* _AUSGANGSTEXT_:

========================

Ja genau. :) Ich meine den Shiro den ich immer zeichne . XD bin noch nicht ganz zufrieden mit der Frisur und überlege ihn dünner zu machen obwohl ich immer wollte dass er so muskulös ist... Hmmgr...
Shiro hat am meisten schon Wandlungen durch v_v xD
Auf dem Cover für Teil zwei trägt er ja auch wieder andere Kleidung... Da wo Yuki auf ihm sitzt auf dem Thron ... XD
Hach... Ich bin mir unschlüssig ... XD
Er sollte Mal einen Mantel tragen. Aber er ist ja eigentlich so ein.. hmh.. ich würde sagen grober Typ. Ein Mantel würde zu smooth sein... XD und dann habe ich an Handschuhe gedacht.. das ist Oke... Dann sieht er nicht so nackt aus :D
Freue mich wieder von dir zu hören wenn du weiter liest. :)

Ich bin auch auf fanfiktion unterwegs... Da schreibt mir kaum einer.. :( obwohl ich am Tag 20 neue Klicks habe und 70 Favoriten Einträge... Aber irgendwie... Schreibt mir keiner was... Nicht Mal Verbesserungen oder so... X_x dabei gebe ich mir so Mühe für die Leser...
Darum freut mich das umso mehr wenn. Ich ein Kommentar bekomme. :) Dann habe ich auch wieder Lust weiter zu schreiben :)
Antwort von:  luna4604
27.02.2019 20:17
Also ich finde sie lassen sich gut lesen ^^.
Ich bin zwar noch nicht fertig mit Kapitel 4, da es so lang ist, man kommt aber gut durch.

========================

* _BEREITGESTELLTES MATERIAL_:
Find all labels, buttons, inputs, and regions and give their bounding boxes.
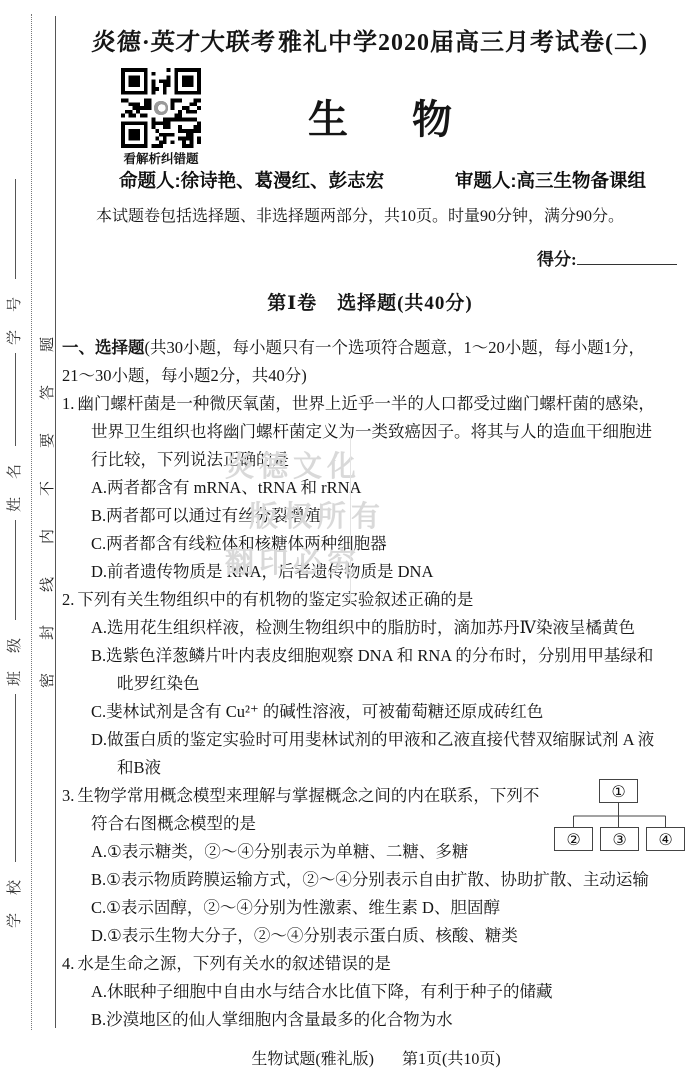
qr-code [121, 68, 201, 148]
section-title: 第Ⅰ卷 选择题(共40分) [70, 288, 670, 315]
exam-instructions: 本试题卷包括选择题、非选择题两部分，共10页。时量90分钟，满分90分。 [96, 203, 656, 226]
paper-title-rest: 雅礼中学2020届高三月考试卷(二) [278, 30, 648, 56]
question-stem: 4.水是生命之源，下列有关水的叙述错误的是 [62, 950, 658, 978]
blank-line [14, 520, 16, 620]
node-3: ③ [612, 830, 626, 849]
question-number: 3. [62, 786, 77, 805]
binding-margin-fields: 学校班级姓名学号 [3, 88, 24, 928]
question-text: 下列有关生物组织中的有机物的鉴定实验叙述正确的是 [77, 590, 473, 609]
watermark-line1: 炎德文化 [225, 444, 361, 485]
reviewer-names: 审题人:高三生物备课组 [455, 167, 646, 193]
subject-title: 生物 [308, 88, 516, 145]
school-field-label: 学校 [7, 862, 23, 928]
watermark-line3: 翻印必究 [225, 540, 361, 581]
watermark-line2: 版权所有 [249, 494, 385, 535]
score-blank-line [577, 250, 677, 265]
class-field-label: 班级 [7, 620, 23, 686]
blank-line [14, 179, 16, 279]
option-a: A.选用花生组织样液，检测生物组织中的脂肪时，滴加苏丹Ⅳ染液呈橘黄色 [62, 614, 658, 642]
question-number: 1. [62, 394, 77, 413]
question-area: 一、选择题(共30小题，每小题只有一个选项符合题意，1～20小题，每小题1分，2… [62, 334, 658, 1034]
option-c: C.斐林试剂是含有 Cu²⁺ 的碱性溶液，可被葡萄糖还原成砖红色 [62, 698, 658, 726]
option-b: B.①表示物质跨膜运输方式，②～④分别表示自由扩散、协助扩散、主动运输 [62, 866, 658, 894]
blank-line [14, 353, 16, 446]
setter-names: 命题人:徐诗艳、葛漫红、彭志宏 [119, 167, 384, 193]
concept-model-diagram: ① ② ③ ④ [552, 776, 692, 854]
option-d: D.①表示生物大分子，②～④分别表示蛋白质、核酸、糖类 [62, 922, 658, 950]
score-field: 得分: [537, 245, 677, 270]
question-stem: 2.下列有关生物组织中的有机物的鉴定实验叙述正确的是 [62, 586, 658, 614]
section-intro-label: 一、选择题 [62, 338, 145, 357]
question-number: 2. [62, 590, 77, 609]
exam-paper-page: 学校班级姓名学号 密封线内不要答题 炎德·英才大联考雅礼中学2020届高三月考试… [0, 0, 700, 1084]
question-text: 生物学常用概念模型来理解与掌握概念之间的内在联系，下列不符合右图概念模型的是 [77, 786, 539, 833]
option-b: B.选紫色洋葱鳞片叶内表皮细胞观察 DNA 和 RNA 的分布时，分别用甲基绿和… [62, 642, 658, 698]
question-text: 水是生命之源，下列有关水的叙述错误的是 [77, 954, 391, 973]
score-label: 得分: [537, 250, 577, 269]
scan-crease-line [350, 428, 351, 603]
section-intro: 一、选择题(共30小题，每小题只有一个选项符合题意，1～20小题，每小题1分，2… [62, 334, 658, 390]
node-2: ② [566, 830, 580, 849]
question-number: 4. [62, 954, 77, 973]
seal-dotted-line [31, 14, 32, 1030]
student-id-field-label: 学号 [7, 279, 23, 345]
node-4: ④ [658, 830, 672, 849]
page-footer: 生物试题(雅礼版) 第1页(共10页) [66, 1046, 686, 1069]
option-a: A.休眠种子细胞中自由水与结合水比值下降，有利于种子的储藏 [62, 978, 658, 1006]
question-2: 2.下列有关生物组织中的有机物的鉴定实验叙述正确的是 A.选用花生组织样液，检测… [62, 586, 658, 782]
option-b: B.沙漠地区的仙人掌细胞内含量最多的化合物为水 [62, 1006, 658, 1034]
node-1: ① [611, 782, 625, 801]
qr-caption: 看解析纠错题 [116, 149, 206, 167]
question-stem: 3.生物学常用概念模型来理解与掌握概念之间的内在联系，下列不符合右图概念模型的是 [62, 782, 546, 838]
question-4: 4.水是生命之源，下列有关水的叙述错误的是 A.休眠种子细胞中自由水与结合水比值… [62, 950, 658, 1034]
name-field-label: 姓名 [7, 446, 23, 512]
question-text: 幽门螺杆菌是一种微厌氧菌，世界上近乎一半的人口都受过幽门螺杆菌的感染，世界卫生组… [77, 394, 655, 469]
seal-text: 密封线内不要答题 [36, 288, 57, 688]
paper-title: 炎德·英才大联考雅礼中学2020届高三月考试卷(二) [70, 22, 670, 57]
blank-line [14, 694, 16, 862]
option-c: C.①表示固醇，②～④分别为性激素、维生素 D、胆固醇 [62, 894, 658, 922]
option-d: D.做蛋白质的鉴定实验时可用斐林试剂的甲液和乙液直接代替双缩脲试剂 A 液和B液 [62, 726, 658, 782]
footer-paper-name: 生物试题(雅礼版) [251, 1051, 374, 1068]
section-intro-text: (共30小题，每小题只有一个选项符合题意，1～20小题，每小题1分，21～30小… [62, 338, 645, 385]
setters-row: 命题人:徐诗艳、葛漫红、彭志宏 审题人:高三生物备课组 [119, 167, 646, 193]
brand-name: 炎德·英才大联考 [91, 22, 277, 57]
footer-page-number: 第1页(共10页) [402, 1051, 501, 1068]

========================

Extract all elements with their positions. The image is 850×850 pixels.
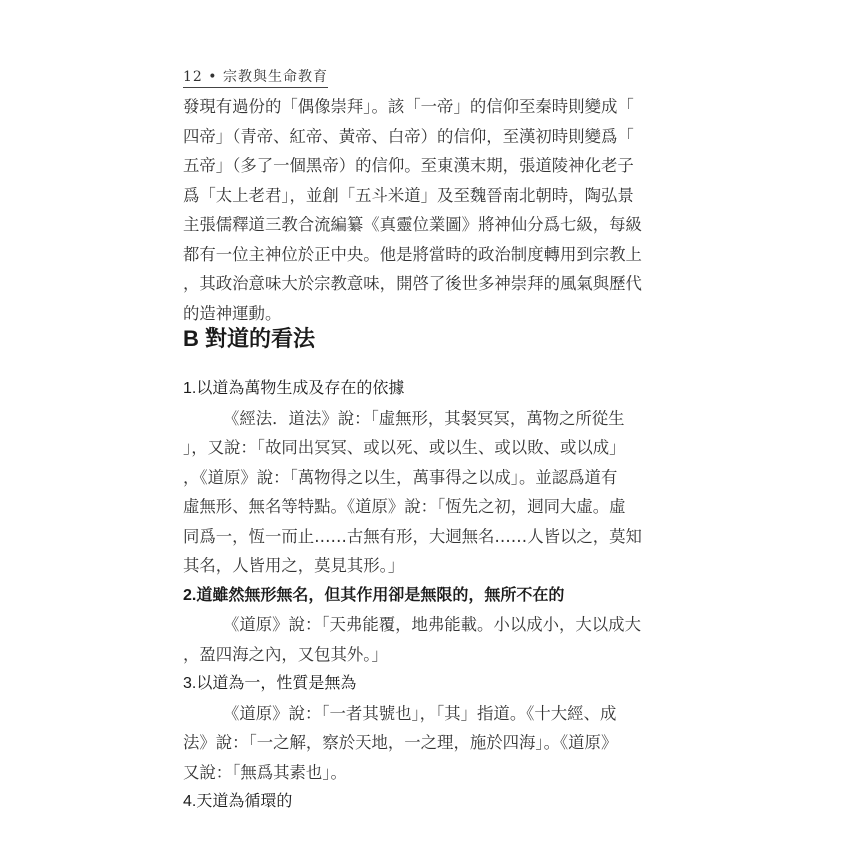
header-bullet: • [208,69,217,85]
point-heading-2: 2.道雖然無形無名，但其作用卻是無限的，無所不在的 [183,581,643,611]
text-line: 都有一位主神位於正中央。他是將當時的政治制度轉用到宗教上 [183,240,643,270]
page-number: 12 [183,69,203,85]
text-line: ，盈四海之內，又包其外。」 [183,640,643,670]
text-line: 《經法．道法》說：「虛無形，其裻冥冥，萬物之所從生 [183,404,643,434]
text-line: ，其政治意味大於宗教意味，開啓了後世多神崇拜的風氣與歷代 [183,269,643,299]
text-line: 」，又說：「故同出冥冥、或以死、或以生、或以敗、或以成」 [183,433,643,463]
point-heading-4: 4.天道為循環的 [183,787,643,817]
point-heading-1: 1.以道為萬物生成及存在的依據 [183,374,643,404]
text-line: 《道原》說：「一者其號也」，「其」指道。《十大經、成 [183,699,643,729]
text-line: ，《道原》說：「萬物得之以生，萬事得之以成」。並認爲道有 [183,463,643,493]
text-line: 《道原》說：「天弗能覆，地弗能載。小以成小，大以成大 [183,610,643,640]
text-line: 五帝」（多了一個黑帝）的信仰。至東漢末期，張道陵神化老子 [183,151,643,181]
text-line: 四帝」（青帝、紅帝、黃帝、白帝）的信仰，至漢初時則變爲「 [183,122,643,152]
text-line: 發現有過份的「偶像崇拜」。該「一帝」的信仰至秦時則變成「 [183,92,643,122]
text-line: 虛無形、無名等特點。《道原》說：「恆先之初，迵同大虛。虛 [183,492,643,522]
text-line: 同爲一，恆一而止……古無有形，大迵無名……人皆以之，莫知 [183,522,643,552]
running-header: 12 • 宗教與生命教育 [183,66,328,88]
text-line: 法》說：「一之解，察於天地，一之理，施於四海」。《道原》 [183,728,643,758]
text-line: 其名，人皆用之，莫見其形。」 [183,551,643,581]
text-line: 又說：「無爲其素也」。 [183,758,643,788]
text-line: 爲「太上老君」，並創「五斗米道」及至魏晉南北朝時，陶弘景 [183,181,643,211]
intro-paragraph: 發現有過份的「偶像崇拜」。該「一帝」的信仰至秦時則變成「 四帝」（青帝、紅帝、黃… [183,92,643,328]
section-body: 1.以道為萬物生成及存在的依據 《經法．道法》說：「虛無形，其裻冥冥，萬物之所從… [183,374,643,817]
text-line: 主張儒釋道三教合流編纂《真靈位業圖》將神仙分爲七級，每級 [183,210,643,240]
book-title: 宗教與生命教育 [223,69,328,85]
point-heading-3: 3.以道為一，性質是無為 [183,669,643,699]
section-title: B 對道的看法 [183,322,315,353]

========================

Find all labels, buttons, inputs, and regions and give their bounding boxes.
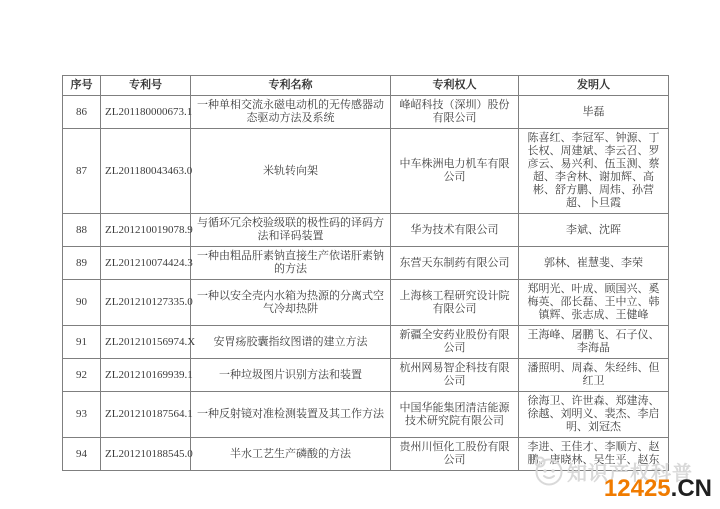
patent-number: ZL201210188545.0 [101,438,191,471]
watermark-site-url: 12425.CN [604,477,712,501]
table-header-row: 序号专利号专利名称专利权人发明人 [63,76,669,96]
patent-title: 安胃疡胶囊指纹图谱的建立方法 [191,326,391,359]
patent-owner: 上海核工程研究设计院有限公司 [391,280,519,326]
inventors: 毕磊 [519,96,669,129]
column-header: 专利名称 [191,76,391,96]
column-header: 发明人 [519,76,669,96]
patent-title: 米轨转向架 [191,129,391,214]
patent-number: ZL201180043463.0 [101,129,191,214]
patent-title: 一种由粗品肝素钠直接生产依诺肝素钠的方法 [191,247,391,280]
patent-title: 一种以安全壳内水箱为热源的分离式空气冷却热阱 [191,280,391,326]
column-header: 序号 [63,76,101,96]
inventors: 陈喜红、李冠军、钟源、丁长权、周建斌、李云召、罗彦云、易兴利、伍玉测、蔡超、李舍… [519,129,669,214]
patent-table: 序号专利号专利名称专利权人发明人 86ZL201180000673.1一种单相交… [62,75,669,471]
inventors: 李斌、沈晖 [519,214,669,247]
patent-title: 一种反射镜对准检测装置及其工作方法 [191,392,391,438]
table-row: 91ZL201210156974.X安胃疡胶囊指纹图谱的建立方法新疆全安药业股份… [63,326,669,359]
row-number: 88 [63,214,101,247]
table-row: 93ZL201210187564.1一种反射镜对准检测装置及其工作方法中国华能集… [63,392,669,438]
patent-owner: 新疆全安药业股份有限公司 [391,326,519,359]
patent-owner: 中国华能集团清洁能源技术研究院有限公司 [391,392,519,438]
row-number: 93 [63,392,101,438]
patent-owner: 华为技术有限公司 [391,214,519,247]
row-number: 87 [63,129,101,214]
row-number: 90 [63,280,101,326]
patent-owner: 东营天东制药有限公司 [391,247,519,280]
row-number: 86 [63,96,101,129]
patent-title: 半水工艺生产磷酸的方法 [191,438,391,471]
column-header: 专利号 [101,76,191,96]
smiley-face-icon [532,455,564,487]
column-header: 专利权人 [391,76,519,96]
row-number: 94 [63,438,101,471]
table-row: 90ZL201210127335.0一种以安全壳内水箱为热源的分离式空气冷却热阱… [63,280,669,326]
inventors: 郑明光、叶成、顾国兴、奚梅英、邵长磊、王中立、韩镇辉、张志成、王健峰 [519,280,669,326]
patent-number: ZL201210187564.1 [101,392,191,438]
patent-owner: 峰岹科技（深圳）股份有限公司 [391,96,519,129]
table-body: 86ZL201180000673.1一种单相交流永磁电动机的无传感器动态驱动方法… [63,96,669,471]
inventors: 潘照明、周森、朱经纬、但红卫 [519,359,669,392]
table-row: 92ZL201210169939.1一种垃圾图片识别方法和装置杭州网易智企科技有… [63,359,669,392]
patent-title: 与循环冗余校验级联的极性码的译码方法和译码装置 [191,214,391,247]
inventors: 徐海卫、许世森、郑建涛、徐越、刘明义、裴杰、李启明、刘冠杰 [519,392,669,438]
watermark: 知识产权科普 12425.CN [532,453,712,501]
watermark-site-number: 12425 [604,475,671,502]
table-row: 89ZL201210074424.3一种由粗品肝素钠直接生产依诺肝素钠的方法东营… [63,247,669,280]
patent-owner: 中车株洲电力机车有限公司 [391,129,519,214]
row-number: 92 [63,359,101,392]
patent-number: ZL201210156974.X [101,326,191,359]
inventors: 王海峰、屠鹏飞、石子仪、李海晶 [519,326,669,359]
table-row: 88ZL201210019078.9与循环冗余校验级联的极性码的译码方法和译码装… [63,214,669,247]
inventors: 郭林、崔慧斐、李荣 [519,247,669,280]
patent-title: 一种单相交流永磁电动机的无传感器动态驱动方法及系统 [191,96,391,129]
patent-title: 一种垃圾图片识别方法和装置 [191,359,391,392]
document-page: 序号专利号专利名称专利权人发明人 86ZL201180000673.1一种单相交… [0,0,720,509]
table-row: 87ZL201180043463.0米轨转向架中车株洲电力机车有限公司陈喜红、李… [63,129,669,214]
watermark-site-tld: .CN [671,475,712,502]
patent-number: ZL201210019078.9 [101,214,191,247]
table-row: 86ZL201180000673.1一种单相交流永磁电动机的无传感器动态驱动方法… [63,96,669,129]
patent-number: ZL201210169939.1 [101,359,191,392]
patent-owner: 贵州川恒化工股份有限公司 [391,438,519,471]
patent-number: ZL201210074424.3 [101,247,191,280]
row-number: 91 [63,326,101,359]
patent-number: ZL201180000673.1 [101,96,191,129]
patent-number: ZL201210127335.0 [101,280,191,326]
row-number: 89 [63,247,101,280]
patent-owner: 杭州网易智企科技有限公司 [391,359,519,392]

========================

* _DEINE AUFGABE_: Schreib den Abschnitt des Ausgangstexts wortgetreu ab, der bei „Ich bin auch“ beginnt und bei „für die Leser...“ endet.

* _SCHRIFTLICHE LÖSUNG_:
Ich bin auch auf fanfiktion unterwegs... Da schreibt mir kaum einer.. :( obwohl ich am Tag 20 neue Klicks habe und 70 Favoriten Einträge... Aber irgendwie... Schreibt mir keiner was... Nicht Mal Verbesserungen oder so... X_x dabei gebe ich mir so Mühe für die Leser...